INSTRUCTIONS TO FOLLOW = Go through the lines below and count those that contain "adopted"; the number is all that should be returned.

RECORD SET =

------------

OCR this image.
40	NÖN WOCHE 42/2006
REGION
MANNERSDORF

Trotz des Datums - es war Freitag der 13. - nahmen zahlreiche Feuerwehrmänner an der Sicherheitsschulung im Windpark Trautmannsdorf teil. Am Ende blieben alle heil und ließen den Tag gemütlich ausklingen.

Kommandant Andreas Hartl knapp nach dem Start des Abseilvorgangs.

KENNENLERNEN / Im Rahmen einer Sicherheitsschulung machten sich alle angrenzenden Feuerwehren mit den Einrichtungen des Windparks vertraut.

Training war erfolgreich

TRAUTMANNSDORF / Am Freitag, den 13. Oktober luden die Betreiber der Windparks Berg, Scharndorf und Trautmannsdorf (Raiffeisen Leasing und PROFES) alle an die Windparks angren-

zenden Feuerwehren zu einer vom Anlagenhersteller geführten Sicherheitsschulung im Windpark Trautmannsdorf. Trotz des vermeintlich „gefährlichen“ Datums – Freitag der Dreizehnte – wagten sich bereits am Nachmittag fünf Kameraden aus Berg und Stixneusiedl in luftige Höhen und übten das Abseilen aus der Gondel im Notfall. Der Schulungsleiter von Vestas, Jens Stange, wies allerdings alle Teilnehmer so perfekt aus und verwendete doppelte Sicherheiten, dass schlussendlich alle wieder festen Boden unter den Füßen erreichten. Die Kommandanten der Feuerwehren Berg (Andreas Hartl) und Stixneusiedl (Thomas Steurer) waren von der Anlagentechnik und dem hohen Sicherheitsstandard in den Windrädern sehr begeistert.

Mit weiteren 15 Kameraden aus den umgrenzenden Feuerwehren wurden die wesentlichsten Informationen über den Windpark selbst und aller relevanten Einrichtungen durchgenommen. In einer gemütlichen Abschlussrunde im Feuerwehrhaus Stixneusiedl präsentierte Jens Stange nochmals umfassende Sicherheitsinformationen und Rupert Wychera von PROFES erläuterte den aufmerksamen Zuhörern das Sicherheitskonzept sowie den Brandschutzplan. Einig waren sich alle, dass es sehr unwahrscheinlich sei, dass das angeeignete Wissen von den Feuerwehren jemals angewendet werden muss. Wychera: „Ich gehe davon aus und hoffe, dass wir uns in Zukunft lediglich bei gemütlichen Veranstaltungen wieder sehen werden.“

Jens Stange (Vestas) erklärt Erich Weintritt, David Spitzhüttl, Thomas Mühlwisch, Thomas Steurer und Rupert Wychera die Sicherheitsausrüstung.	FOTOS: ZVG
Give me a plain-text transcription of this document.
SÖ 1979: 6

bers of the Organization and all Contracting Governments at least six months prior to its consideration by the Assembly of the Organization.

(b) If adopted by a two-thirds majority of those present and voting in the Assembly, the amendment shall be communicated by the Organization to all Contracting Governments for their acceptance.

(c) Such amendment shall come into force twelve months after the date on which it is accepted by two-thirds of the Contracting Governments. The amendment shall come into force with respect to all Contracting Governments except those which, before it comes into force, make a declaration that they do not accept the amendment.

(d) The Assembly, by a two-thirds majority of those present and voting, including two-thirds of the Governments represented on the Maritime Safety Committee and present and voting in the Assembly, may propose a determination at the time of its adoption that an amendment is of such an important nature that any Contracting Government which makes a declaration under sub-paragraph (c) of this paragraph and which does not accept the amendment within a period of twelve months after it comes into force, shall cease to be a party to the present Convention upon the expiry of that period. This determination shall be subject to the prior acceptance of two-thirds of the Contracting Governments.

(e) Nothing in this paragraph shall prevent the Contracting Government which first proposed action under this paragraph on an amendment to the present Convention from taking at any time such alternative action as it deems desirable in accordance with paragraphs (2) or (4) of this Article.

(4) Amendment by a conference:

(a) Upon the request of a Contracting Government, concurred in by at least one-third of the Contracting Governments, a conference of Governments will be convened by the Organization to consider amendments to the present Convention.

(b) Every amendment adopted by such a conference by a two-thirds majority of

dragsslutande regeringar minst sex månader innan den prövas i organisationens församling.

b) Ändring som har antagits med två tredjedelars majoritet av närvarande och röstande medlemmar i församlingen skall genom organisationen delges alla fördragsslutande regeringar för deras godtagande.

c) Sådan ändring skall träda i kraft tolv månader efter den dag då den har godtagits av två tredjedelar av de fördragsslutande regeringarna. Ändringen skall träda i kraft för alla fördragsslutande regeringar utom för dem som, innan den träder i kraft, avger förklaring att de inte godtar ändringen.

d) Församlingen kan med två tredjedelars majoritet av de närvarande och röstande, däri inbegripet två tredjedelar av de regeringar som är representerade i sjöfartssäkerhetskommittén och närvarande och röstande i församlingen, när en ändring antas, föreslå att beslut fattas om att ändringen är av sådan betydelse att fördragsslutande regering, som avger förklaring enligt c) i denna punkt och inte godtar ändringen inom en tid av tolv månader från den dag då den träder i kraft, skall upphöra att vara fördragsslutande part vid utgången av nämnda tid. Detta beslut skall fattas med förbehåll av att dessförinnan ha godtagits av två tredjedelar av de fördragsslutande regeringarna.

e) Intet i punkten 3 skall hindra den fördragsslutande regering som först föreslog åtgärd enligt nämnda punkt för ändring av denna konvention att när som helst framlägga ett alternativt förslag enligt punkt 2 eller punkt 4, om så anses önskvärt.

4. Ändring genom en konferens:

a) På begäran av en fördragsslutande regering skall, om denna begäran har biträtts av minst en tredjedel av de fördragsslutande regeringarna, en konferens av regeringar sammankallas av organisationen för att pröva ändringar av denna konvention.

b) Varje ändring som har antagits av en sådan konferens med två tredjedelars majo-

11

------------

WRITTEN ANSWER = 2